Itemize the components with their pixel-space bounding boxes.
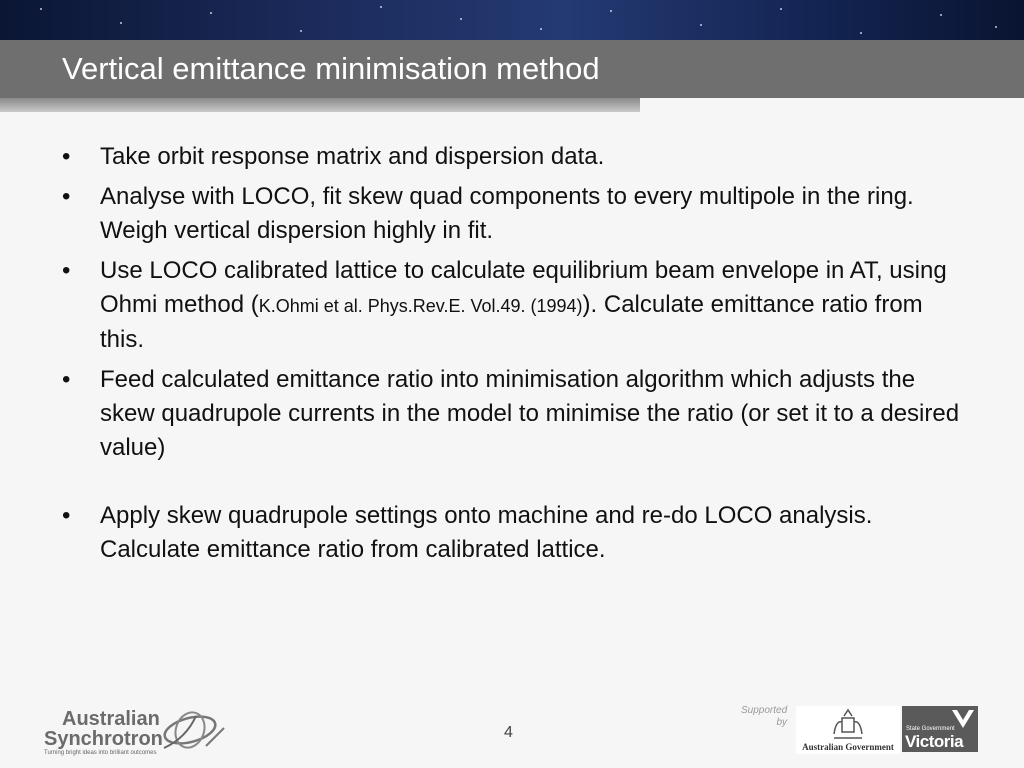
logo-text-line1: Australian — [62, 708, 160, 730]
star — [210, 12, 212, 14]
page-number: 4 — [504, 724, 513, 741]
supported-by-label: Supported by — [741, 705, 788, 728]
star — [380, 6, 382, 8]
star — [860, 32, 862, 34]
bullet-text: Take orbit response matrix and dispersion data. — [100, 143, 605, 170]
bullet-marker: • — [62, 257, 71, 284]
bullet-item — [62, 254, 962, 357]
bullet-text: Analyse with LOCO, fit skew quad components to every multipole in the ring. Weigh vertical dispersion highly in fit. — [100, 183, 914, 244]
bullet-text: Feed calculated emittance ratio into minimisation algorithm which adjusts the skew quadrupole currents in the model to minimise the ratio (or set it to a desired value) — [100, 366, 960, 461]
bullet-marker: • — [62, 502, 71, 529]
bullet-text: Apply skew quadrupole settings onto machine and re-do LOCO analysis. Calculate emittance ratio from calibrated lattice. — [100, 502, 873, 563]
bullet-item — [62, 180, 962, 248]
coat-of-arms-icon — [830, 708, 866, 742]
australian-government-logo — [796, 706, 900, 754]
bullet-text — [100, 254, 962, 357]
logo-text-line2: Synchrotron — [44, 728, 163, 750]
slide-title: Vertical emittance minimisation method — [62, 51, 600, 86]
bullet-item — [62, 363, 962, 465]
star — [700, 24, 702, 26]
synchrotron-swirl-icon — [156, 708, 230, 756]
star — [120, 22, 122, 24]
title-bar-stripe — [0, 98, 640, 112]
australian-synchrotron-logo — [44, 708, 234, 758]
star — [460, 18, 462, 20]
state-government-label: State Government — [906, 726, 955, 732]
bullet-marker: • — [62, 183, 71, 210]
citation: K.Ohmi et al. Phys.Rev.E. Vol.49. (1994) — [258, 296, 583, 316]
title-bar — [0, 40, 1024, 98]
header-starfield-banner — [0, 0, 1024, 40]
victoria-label: Victoria — [905, 732, 964, 751]
australian-government-label: Australian Government — [802, 742, 894, 752]
star — [995, 26, 997, 28]
logo-tagline: Turning bright ideas into brilliant outcomes — [44, 750, 157, 756]
bullet-marker: • — [62, 366, 71, 393]
victoria-government-logo — [902, 706, 978, 752]
bullet-item — [62, 140, 962, 174]
bullet-text-after: ). Calculate emittance ratio from this. — [100, 291, 923, 353]
star — [540, 28, 542, 30]
bullet-item — [62, 499, 962, 567]
star — [610, 10, 612, 12]
bullet-text-before: Use LOCO calibrated lattice to calculate equilibrium beam envelope in AT, using Ohmi method ( — [100, 257, 947, 318]
bullet-marker: • — [62, 143, 71, 170]
star — [940, 14, 942, 16]
victoria-v-star-icon — [950, 708, 976, 730]
star — [300, 30, 302, 32]
star — [40, 8, 42, 10]
bullet-list — [62, 140, 962, 573]
star — [780, 8, 782, 10]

■ ■ ■

**PROMPT:** Reproduce every line of the records with "emittance ratio" changed to "coupling ratio" throughout, leaving everything else untouched and omitting the pictures.

**RESPONSE FOR THIS EXERCISE:**
Itemize the components with their pixel-space bounding boxes.
logo-text-line1: Australian — [62, 708, 160, 730]
star — [210, 12, 212, 14]
page-number: 4 — [504, 724, 513, 741]
supported-by-label: Supported by — [741, 705, 788, 728]
star — [380, 6, 382, 8]
star — [860, 32, 862, 34]
bullet-text: Take orbit response matrix and dispersion data. — [100, 143, 605, 170]
bullet-marker: • — [62, 257, 71, 284]
bullet-item — [62, 254, 962, 357]
bullet-text: Analyse with LOCO, fit skew quad components to every multipole in the ring. Weigh vertical dispersion highly in fit. — [100, 183, 914, 244]
bullet-text: Feed calculated coupling ratio into minimisation algorithm which adjusts the skew quadrupole currents in the model to minimise the ratio (or set it to a desired value) — [100, 366, 960, 461]
bullet-marker: • — [62, 502, 71, 529]
bullet-text: Apply skew quadrupole settings onto machine and re-do LOCO analysis. Calculate coupling ratio from calibrated lattice. — [100, 502, 873, 563]
bullet-item — [62, 180, 962, 248]
coat-of-arms-icon — [830, 708, 866, 742]
australian-government-logo — [796, 706, 900, 754]
bullet-text — [100, 254, 962, 357]
logo-text-line2: Synchrotron — [44, 728, 163, 750]
slide-title: Vertical emittance minimisation method — [62, 51, 600, 86]
bullet-item — [62, 363, 962, 465]
star — [700, 24, 702, 26]
synchrotron-swirl-icon — [156, 708, 230, 756]
star — [120, 22, 122, 24]
title-bar-stripe — [0, 98, 640, 112]
australian-synchrotron-logo — [44, 708, 234, 758]
star — [460, 18, 462, 20]
state-government-label: State Government — [906, 726, 955, 732]
bullet-marker: • — [62, 183, 71, 210]
citation: K.Ohmi et al. Phys.Rev.E. Vol.49. (1994) — [258, 296, 583, 316]
title-bar — [0, 40, 1024, 98]
header-starfield-banner — [0, 0, 1024, 40]
victoria-label: Victoria — [905, 732, 964, 751]
australian-government-label: Australian Government — [802, 742, 894, 752]
star — [995, 26, 997, 28]
logo-tagline: Turning bright ideas into brilliant outcomes — [44, 750, 157, 756]
bullet-marker: • — [62, 366, 71, 393]
victoria-government-logo — [902, 706, 978, 752]
bullet-item — [62, 140, 962, 174]
bullet-text-after: ). Calculate coupling ratio from this. — [100, 291, 923, 353]
star — [540, 28, 542, 30]
bullet-item — [62, 499, 962, 567]
star — [610, 10, 612, 12]
bullet-text-before: Use LOCO calibrated lattice to calculate equilibrium beam envelope in AT, using Ohmi method ( — [100, 257, 947, 318]
bullet-marker: • — [62, 143, 71, 170]
star — [940, 14, 942, 16]
victoria-v-star-icon — [950, 708, 976, 730]
star — [300, 30, 302, 32]
star — [40, 8, 42, 10]
bullet-list — [62, 140, 962, 573]
star — [780, 8, 782, 10]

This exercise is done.